- **Directive**: Write out the whole listing again, exactly as given.

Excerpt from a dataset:
:::::
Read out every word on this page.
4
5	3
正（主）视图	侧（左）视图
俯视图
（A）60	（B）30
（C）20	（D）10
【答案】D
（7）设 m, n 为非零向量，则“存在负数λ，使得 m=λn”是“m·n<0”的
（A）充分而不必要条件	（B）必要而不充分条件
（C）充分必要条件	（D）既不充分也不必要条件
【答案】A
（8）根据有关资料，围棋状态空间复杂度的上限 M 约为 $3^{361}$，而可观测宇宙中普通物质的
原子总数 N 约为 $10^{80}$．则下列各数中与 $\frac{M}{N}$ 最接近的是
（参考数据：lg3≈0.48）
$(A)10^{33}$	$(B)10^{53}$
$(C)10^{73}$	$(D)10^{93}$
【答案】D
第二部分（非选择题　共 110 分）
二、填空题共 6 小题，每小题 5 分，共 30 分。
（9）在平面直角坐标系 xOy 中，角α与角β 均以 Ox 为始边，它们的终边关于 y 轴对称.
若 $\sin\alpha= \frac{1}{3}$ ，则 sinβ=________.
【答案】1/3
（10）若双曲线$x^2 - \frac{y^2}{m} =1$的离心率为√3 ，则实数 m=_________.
:::::
- **Solution to the exercise**:
Read out every word on this page.
4
5	3
正（主）视图	侧（左）视图
俯视图
（A）60	（B）30
（C）20	（D）10
【答案】D
（7）设 m, n 为非零向量，则“存在负数λ，使得 m=λn”是“m·n<0”的
（A）充分而不必要条件	（B）必要而不充分条件
（C）充分必要条件	（D）既不充分也不必要条件
【答案】A
（8）根据有关资料，围棋状态空间复杂度的上限 M 约为 $3^{361}$，而可观测宇宙中普通物质的
原子总数 N 约为 $10^{80}$．则下列各数中与 $\frac{M}{N}$ 最接近的是
（参考数据：lg3≈0.48）
$(A)10^{33}$	$(B)10^{53}$
$(C)10^{73}$	$(D)10^{93}$
【答案】D
第二部分（非选择题　共 110 分）
二、填空题共 6 小题，每小题 5 分，共 30 分。
（9）在平面直角坐标系 xOy 中，角α与角β 均以 Ox 为始边，它们的终边关于 y 轴对称.
若 $\sin\alpha= \frac{1}{3}$ ，则 sinβ=________.
【答案】1/3
（10）若双曲线$x^2 - \frac{y^2}{m} =1$的离心率为√3 ，则实数 m=_________.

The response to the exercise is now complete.